Work instructions ->
Rewrite everything from the line containing "candlestick: [679, 425, 684, 457]" down to the line containing "candlestick: [392, 391, 397, 427]", swapping "annotation" for "label" and keeping all else the same. Return only those lines.

[Rows from a layout dataset]

────────────────────

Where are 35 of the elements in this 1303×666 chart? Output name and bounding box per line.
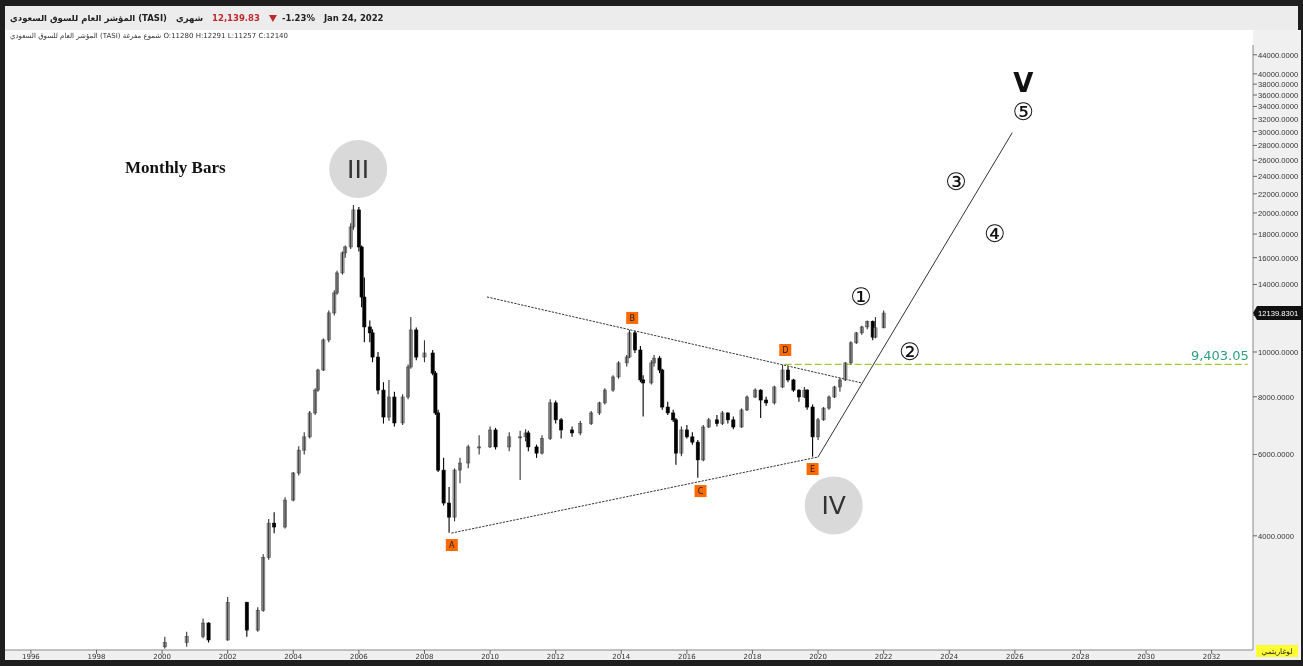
candlestick: [679, 425, 684, 457]
text: Jan 24, 2022: [322, 13, 384, 23]
candlestick: [422, 339, 427, 363]
annotation: III: [347, 155, 370, 185]
annotation: A: [449, 541, 456, 551]
candlestick: [206, 621, 211, 644]
candlestick: [526, 430, 531, 452]
annotation: ③: [945, 167, 967, 196]
candlestick: [477, 434, 482, 456]
annotation: 9,403.05: [1190, 348, 1249, 364]
candlestick: [873, 316, 878, 339]
candlestick: [534, 444, 539, 459]
candlestick: [414, 326, 419, 361]
text: -1.23%: [281, 13, 316, 23]
candlestick: [392, 391, 397, 427]
candlestick: [753, 387, 758, 399]
candlestick: [518, 430, 523, 481]
annotation: V: [1013, 67, 1034, 98]
candlestick: [493, 427, 498, 451]
annotation: B: [629, 313, 635, 323]
annotation: Monthly Bars: [125, 158, 226, 177]
candlestick: [507, 431, 512, 452]
annotation: ②: [899, 338, 921, 367]
annotation: E: [810, 465, 816, 475]
candlestick: [772, 385, 777, 405]
candlestick: [225, 596, 230, 642]
chart-title: المؤشر العام للسوق السعودي (TASI): [10, 13, 168, 24]
annotation: IV: [821, 491, 846, 521]
text: 12,139.83: [212, 13, 261, 23]
candlestick: [272, 511, 277, 534]
annotation: ④: [983, 219, 1006, 248]
candlestick: [720, 410, 725, 426]
annotation: ①: [850, 282, 872, 311]
text: شهري: [176, 13, 204, 24]
annotation: ⑤: [1012, 98, 1035, 127]
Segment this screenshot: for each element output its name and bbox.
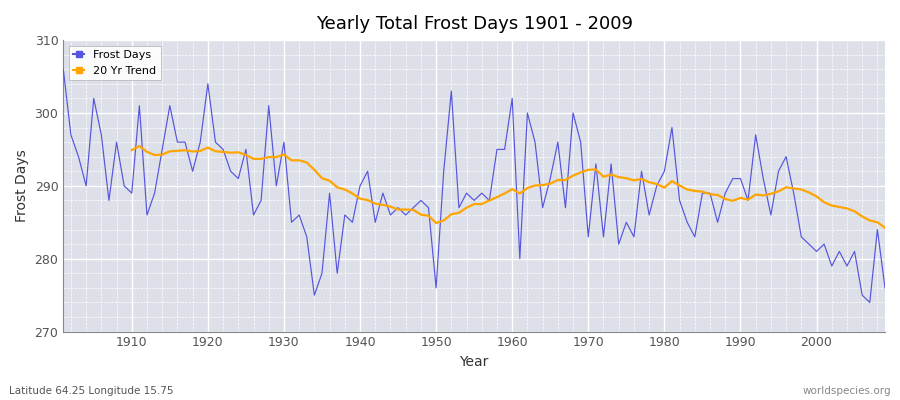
X-axis label: Year: Year [460,355,489,369]
Text: Latitude 64.25 Longitude 15.75: Latitude 64.25 Longitude 15.75 [9,386,174,396]
Y-axis label: Frost Days: Frost Days [15,150,29,222]
Text: worldspecies.org: worldspecies.org [803,386,891,396]
Legend: Frost Days, 20 Yr Trend: Frost Days, 20 Yr Trend [68,46,161,80]
Title: Yearly Total Frost Days 1901 - 2009: Yearly Total Frost Days 1901 - 2009 [316,15,633,33]
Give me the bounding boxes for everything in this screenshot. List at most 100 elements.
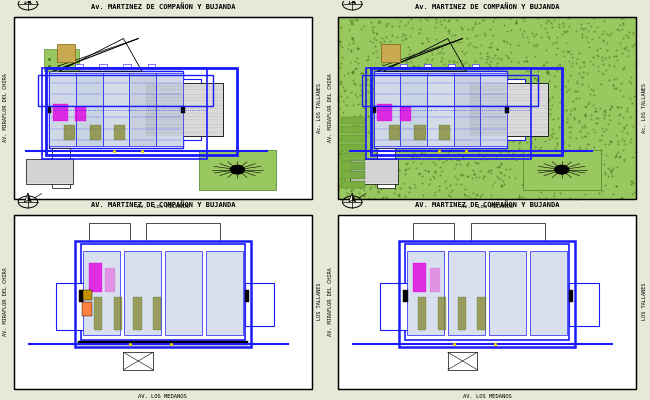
Text: Av.  Los MEDANOS: Av. Los MEDANOS: [137, 204, 189, 208]
Bar: [367, 68, 531, 159]
Bar: [53, 148, 70, 188]
Bar: [25, 159, 73, 184]
Bar: [14, 215, 312, 389]
Bar: [14, 215, 312, 389]
Bar: [530, 251, 567, 335]
Bar: [374, 71, 507, 148]
Bar: [470, 83, 548, 136]
Bar: [156, 73, 183, 146]
Bar: [129, 73, 156, 146]
Bar: [57, 44, 75, 62]
Bar: [79, 290, 83, 302]
Bar: [77, 341, 248, 345]
Bar: [83, 290, 92, 300]
Bar: [124, 64, 131, 70]
Bar: [90, 125, 101, 140]
Bar: [146, 83, 224, 136]
Bar: [338, 17, 636, 199]
Bar: [146, 223, 220, 241]
Bar: [75, 107, 86, 121]
Text: Av. MARTINEZ DE COMPAÑON Y BUJANDA: Av. MARTINEZ DE COMPAÑON Y BUJANDA: [415, 3, 560, 10]
Bar: [114, 125, 125, 140]
Bar: [206, 251, 243, 335]
Bar: [458, 297, 466, 330]
Bar: [245, 290, 249, 302]
Bar: [362, 75, 538, 106]
Bar: [114, 297, 122, 330]
Bar: [49, 73, 76, 146]
Text: Av.  Los MEDANOS: Av. Los MEDANOS: [461, 204, 513, 208]
Bar: [81, 244, 245, 340]
Bar: [448, 352, 477, 370]
Polygon shape: [25, 0, 28, 4]
Bar: [53, 104, 68, 121]
Text: Ac. LOS TALLANES: Ac. LOS TALLANES: [642, 83, 647, 133]
Bar: [400, 73, 427, 146]
Bar: [99, 64, 107, 70]
Bar: [418, 297, 426, 330]
Bar: [341, 180, 365, 188]
Bar: [413, 264, 426, 292]
Text: AV. LOS MEDANOS: AV. LOS MEDANOS: [138, 394, 187, 399]
Polygon shape: [349, 0, 356, 4]
Bar: [42, 68, 207, 159]
Bar: [380, 282, 410, 330]
Bar: [338, 215, 636, 389]
Bar: [94, 297, 102, 330]
Bar: [83, 302, 92, 316]
Bar: [569, 282, 599, 326]
Bar: [47, 68, 237, 155]
Bar: [480, 73, 507, 146]
Bar: [477, 297, 486, 330]
Bar: [374, 73, 400, 146]
Bar: [47, 106, 51, 113]
Bar: [199, 150, 276, 190]
Bar: [124, 251, 161, 335]
Polygon shape: [349, 193, 352, 202]
Bar: [404, 290, 408, 302]
Bar: [165, 251, 202, 335]
Bar: [448, 64, 455, 70]
Text: AV. MIRAFLOR DEL CHIRA: AV. MIRAFLOR DEL CHIRA: [328, 73, 333, 142]
Bar: [399, 241, 575, 347]
Bar: [75, 241, 251, 347]
Bar: [148, 64, 155, 70]
Circle shape: [231, 165, 244, 174]
Bar: [389, 125, 400, 140]
Bar: [341, 172, 365, 179]
Bar: [38, 75, 213, 106]
Bar: [381, 44, 400, 62]
Bar: [400, 107, 411, 121]
Bar: [430, 268, 439, 292]
Bar: [341, 126, 365, 133]
Text: AV. MARTINEZ DE COMPAÑON Y BUJANDA: AV. MARTINEZ DE COMPAÑON Y BUJANDA: [90, 201, 235, 208]
Bar: [56, 282, 86, 330]
Bar: [377, 148, 395, 188]
Bar: [448, 251, 485, 335]
Bar: [370, 68, 562, 155]
Bar: [105, 268, 115, 292]
Text: LOS TALLANES: LOS TALLANES: [642, 283, 647, 320]
Polygon shape: [25, 193, 28, 202]
Bar: [76, 73, 103, 146]
Bar: [89, 264, 102, 292]
Bar: [507, 79, 525, 140]
Text: LOS TALLANES: LOS TALLANES: [317, 283, 322, 320]
Bar: [124, 352, 153, 370]
Bar: [413, 223, 454, 241]
Bar: [341, 144, 365, 152]
Bar: [505, 106, 509, 113]
Polygon shape: [349, 193, 356, 202]
Bar: [400, 64, 407, 70]
Bar: [454, 73, 480, 146]
Polygon shape: [349, 0, 352, 4]
Bar: [472, 64, 479, 70]
Bar: [439, 125, 450, 140]
Bar: [75, 64, 83, 70]
Bar: [64, 125, 75, 140]
Bar: [44, 50, 79, 71]
Bar: [245, 282, 274, 326]
Bar: [438, 297, 446, 330]
Bar: [181, 106, 185, 113]
Polygon shape: [25, 193, 31, 202]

────────────────────

Task solution ->
candlestick: [679, 425, 684, 457]
text: Jan 24, 2022: [322, 13, 384, 23]
candlestick: [422, 339, 427, 363]
label: III: [347, 155, 370, 185]
label: A: [449, 541, 456, 551]
candlestick: [206, 621, 211, 644]
candlestick: [526, 430, 531, 452]
label: ③: [945, 167, 967, 196]
candlestick: [477, 434, 482, 456]
label: 9,403.05: [1190, 348, 1249, 364]
candlestick: [873, 316, 878, 339]
candlestick: [534, 444, 539, 459]
candlestick: [414, 326, 419, 361]
text: -1.23%: [281, 13, 316, 23]
candlestick: [392, 391, 397, 427]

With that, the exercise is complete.